• [EXERCISE OBJECTIVE]: Output the material below in its entirety, exactly as given.
===============
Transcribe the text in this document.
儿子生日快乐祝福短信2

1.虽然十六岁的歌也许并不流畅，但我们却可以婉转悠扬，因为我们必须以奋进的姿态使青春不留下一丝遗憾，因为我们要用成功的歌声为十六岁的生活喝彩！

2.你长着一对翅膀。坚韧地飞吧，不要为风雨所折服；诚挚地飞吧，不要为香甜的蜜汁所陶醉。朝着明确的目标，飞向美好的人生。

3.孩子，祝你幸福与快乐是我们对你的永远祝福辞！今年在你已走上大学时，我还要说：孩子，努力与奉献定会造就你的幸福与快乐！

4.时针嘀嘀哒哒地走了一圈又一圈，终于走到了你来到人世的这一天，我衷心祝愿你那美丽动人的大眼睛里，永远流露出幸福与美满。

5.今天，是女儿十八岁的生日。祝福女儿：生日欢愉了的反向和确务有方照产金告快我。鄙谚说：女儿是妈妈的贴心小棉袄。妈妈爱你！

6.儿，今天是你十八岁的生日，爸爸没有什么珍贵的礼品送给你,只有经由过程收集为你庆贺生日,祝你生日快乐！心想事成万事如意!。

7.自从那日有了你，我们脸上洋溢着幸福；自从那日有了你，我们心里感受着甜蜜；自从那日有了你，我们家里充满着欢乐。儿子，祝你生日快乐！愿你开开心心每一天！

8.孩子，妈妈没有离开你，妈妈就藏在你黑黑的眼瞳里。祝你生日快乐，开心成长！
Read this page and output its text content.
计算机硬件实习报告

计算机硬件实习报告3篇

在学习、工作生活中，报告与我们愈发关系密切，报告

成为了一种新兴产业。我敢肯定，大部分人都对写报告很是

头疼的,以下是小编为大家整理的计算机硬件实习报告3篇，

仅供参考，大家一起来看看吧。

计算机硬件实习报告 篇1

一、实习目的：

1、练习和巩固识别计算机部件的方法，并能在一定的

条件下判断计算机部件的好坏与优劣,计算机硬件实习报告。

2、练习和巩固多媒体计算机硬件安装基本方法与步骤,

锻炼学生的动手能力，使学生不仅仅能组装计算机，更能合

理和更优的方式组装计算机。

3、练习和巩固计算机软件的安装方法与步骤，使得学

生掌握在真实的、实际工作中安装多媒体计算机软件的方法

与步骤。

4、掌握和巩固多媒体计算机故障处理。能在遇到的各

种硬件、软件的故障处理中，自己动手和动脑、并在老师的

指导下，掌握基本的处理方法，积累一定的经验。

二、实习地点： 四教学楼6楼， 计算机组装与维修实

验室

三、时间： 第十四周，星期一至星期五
===============
• [TASK OUTPUT]:
Transcribe the text in this document.
儿子生日快乐祝福短信2

1.虽然十六岁的歌也许并不流畅，但我们却可以婉转悠扬，因为我们必须以奋进的姿态使青春不留下一丝遗憾，因为我们要用成功的歌声为十六岁的生活喝彩！

2.你长着一对翅膀。坚韧地飞吧，不要为风雨所折服；诚挚地飞吧，不要为香甜的蜜汁所陶醉。朝着明确的目标，飞向美好的人生。

3.孩子，祝你幸福与快乐是我们对你的永远祝福辞！今年在你已走上大学时，我还要说：孩子，努力与奉献定会造就你的幸福与快乐！

4.时针嘀嘀哒哒地走了一圈又一圈，终于走到了你来到人世的这一天，我衷心祝愿你那美丽动人的大眼睛里，永远流露出幸福与美满。

5.今天，是女儿十八岁的生日。祝福女儿：生日欢愉了的反向和确务有方照产金告快我。鄙谚说：女儿是妈妈的贴心小棉袄。妈妈爱你！

6.儿，今天是你十八岁的生日，爸爸没有什么珍贵的礼品送给你,只有经由过程收集为你庆贺生日,祝你生日快乐！心想事成万事如意!。

7.自从那日有了你，我们脸上洋溢着幸福；自从那日有了你，我们心里感受着甜蜜；自从那日有了你，我们家里充满着欢乐。儿子，祝你生日快乐！愿你开开心心每一天！

8.孩子，妈妈没有离开你，妈妈就藏在你黑黑的眼瞳里。祝你生日快乐，开心成长！
Read this page and output its text content.
计算机硬件实习报告

计算机硬件实习报告3篇

在学习、工作生活中，报告与我们愈发关系密切，报告

成为了一种新兴产业。我敢肯定，大部分人都对写报告很是

头疼的,以下是小编为大家整理的计算机硬件实习报告3篇，

仅供参考，大家一起来看看吧。

计算机硬件实习报告 篇1

一、实习目的：

1、练习和巩固识别计算机部件的方法，并能在一定的

条件下判断计算机部件的好坏与优劣,计算机硬件实习报告。

2、练习和巩固多媒体计算机硬件安装基本方法与步骤,

锻炼学生的动手能力，使学生不仅仅能组装计算机，更能合

理和更优的方式组装计算机。

3、练习和巩固计算机软件的安装方法与步骤，使得学

生掌握在真实的、实际工作中安装多媒体计算机软件的方法

与步骤。

4、掌握和巩固多媒体计算机故障处理。能在遇到的各

种硬件、软件的故障处理中，自己动手和动脑、并在老师的

指导下，掌握基本的处理方法，积累一定的经验。

二、实习地点： 四教学楼6楼， 计算机组装与维修实

验室

三、时间： 第十四周，星期一至星期五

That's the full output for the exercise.